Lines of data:
----

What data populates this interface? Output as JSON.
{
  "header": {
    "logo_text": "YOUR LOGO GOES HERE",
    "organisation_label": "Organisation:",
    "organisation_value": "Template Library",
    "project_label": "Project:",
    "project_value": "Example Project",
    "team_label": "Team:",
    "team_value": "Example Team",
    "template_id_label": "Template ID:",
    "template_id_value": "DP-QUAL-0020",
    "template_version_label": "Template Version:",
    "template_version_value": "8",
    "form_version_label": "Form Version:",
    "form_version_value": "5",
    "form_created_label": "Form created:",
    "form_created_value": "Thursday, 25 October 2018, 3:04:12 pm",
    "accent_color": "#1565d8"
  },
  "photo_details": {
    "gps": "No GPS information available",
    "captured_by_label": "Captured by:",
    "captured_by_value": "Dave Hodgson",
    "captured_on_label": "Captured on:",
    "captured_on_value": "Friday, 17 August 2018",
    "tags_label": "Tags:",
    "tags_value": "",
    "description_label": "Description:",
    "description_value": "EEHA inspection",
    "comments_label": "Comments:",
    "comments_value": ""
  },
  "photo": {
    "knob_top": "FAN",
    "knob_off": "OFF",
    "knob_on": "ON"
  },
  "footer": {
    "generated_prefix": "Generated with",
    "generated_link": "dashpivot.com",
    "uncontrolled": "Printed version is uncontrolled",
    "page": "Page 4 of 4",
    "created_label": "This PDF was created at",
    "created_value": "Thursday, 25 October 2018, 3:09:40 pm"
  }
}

----

◆ PROBLEM DETAILS ◆
Repeat back the data above, exact to the last character.

◆ SOLUTION FOR THIS TASK ◆
What data populates this interface? Output as JSON.
{
  "header": {
    "logo_text": "YOUR LOGO GOES HERE",
    "organisation_label": "Organisation:",
    "organisation_value": "Template Library",
    "project_label": "Project:",
    "project_value": "Example Project",
    "team_label": "Team:",
    "team_value": "Example Team",
    "template_id_label": "Template ID:",
    "template_id_value": "DP-QUAL-0020",
    "template_version_label": "Template Version:",
    "template_version_value": "8",
    "form_version_label": "Form Version:",
    "form_version_value": "5",
    "form_created_label": "Form created:",
    "form_created_value": "Thursday, 25 October 2018, 3:04:12 pm",
    "accent_color": "#1565d8"
  },
  "photo_details": {
    "gps": "No GPS information available",
    "captured_by_label": "Captured by:",
    "captured_by_value": "Dave Hodgson",
    "captured_on_label": "Captured on:",
    "captured_on_value": "Friday, 17 August 2018",
    "tags_label": "Tags:",
    "tags_value": "",
    "description_label": "Description:",
    "description_value": "EEHA inspection",
    "comments_label": "Comments:",
    "comments_value": ""
  },
  "photo": {
    "knob_top": "FAN",
    "knob_off": "OFF",
    "knob_on": "ON"
  },
  "footer": {
    "generated_prefix": "Generated with",
    "generated_link": "dashpivot.com",
    "uncontrolled": "Printed version is uncontrolled",
    "page": "Page 4 of 4",
    "created_label": "This PDF was created at",
    "created_value": "Thursday, 25 October 2018, 3:09:40 pm"
  }
}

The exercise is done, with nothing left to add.